• EXERCISE REQUIREMENTS:
- A) In the account of the child support dispute, what does the writer list the ex as having paid for or contributed to in the sentences beginning "While he has paid" and "He thought that because"?
- B) Can you continue the account of the child support dispute from its last sentence?

• TEXT PROVIDED:
My ex and I have been legally divorced since October of 2012 (which was done in Virginia), however our separation began at the end of 2010. When we separated, we went transitioned to nearly 50/50 (slightly more on my end) for custody. He has always made more money than me, but not drastically more, although he has held several different jobs over the years. Our custody agreement included a minor monthly child support payment in it, despite the time being close to equal. He wasn’t thrilled with this, but in his rush to get the divorce concluded (new baby and soon to be wife pressuring him to get it done), he waived his rights to another attorney looking at it and signed it.

From day one, he hasn’t paid but a handful of payments. While he has paid for half of school supplies, and contributed to school clothes and one or two birthday parties, there have only been, and I’m being generous in this estimate, possibly several months of payments for the past several years. He was also suppose to be providing health insurance for her, which only last a few months and that had already been calculated in, but it stopped several months in when he changed jobs. The ordered support was so minimal, that the drama that would ensue wasn’t worth it, despite the fact that I really could have used it considering any medical bills (which were uninsured) came out of my pocket, as well as childcare for my time, and other expenses to care for our child. I opted to not make a stink about it. Then He had another kid with someone else, and this year, another one with another woman. The end with his second wife was a drawn out battle, and occurred in Massachusetts. He claims that according to his lawyer, because our agreement was close too 50/50, that he was tricked into the child support and he shouldn’t have to pay it. That a judge would have never aloud that to happen (we did the whole divorce out of court). For some reason he is convinced that “he shouldn’t have to pay to improve MY standard of living”, I’ve tried to explain to him on several occasions that the money would have gone directly to expenses for his child, and that it wouldn’t even cover half of them. He thought that because he payed for stuff (like food) while she was with him, that he was paying enough. This is all before I got married again and he decided to move to a different state.

• INFORMATION PROVIDED:
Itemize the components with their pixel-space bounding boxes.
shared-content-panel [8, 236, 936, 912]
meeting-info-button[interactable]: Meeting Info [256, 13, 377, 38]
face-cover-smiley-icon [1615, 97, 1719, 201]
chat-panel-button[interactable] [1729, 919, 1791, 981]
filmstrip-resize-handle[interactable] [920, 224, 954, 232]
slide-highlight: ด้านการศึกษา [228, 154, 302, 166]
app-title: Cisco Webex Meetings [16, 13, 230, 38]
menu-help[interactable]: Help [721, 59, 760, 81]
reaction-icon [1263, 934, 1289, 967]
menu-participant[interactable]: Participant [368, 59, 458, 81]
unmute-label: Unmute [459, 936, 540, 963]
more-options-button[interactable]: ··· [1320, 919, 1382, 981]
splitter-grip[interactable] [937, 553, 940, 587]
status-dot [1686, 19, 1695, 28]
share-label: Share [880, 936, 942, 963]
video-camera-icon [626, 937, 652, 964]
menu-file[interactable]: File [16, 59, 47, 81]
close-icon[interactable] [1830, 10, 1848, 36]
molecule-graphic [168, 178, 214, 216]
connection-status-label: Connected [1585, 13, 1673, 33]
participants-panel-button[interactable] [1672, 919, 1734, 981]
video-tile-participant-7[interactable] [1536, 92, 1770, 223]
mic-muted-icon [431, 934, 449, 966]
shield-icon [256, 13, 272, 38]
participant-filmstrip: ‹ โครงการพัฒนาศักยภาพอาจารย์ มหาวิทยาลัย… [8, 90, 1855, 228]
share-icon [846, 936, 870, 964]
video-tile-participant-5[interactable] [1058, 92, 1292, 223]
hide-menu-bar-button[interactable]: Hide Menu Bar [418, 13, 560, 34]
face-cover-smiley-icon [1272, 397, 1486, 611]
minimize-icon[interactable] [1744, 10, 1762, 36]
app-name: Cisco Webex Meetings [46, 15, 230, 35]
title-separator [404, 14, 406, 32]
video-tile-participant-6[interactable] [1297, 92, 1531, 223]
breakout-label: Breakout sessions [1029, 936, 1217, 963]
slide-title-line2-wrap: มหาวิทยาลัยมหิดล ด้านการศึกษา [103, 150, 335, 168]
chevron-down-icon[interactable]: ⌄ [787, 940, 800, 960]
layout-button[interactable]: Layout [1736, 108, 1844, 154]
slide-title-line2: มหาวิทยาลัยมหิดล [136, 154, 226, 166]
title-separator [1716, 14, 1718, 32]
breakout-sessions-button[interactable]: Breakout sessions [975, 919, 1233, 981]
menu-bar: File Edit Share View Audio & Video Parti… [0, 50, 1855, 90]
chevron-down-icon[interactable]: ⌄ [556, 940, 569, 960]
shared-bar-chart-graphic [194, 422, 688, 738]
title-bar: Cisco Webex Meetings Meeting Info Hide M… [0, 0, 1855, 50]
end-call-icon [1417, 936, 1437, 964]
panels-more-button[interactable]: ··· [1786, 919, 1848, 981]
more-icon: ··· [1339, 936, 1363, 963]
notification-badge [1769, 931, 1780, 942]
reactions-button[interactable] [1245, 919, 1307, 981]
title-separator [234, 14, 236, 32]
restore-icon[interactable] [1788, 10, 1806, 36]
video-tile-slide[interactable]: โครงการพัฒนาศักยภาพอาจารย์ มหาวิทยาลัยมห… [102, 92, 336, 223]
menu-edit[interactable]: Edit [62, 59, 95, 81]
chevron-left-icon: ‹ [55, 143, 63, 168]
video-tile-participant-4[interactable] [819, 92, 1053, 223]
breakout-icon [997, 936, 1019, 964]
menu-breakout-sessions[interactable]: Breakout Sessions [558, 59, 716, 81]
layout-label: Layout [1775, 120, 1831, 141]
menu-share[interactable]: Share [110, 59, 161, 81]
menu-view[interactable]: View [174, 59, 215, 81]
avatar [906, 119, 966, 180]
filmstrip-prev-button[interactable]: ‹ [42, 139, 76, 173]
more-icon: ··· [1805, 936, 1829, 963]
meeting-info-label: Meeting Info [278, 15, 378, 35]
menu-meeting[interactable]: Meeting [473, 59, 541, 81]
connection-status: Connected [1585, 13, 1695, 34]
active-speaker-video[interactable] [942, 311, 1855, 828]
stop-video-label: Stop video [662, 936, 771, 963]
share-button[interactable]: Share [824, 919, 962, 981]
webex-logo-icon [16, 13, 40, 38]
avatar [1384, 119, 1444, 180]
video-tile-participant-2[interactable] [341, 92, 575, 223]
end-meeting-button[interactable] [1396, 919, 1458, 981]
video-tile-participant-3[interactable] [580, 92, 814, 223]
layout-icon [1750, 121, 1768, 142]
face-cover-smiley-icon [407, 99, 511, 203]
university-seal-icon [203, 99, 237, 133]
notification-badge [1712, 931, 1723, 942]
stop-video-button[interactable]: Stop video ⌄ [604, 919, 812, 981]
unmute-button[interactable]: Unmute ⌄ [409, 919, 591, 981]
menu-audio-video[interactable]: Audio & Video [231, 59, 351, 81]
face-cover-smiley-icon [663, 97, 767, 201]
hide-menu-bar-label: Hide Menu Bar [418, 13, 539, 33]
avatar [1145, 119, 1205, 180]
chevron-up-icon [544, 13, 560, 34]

• RESPONSES BY TASK:
- A)
- Half of school supplies
- School clothes
- One or two birthday parties
- Food while the child was with him

- B)
I got married again six years ago, and from the beginning my husband took on the majority of my portion of daughters expenses, including health insurance. I stopped working full-time due to the fact that childcare and transportation to work would have left me with barely any actual income with when we had a baby together. Then four or five years ago, he randomly decided to move to Florida with his girlfriend at the time, leaving our child in my custody for the school year while she visited him in the summer. At this point we became responsible for all of her expenses every day except while she was in Florida. With all these changes, we never modified the agreement, mostly due to the lack of funds to do so. Even during the time in Florida, he didn’t pay anything more than what has already been mentioned. He was going through the divorce with his second wife and having trouble with keeping his job, so I was understanding of that and didn’t make a big deal about it. Especially knowing how our fighting would negatively affect our daughter who was already struggling with her dad’s move (which I should add that we didn’t know about until it had already occurred).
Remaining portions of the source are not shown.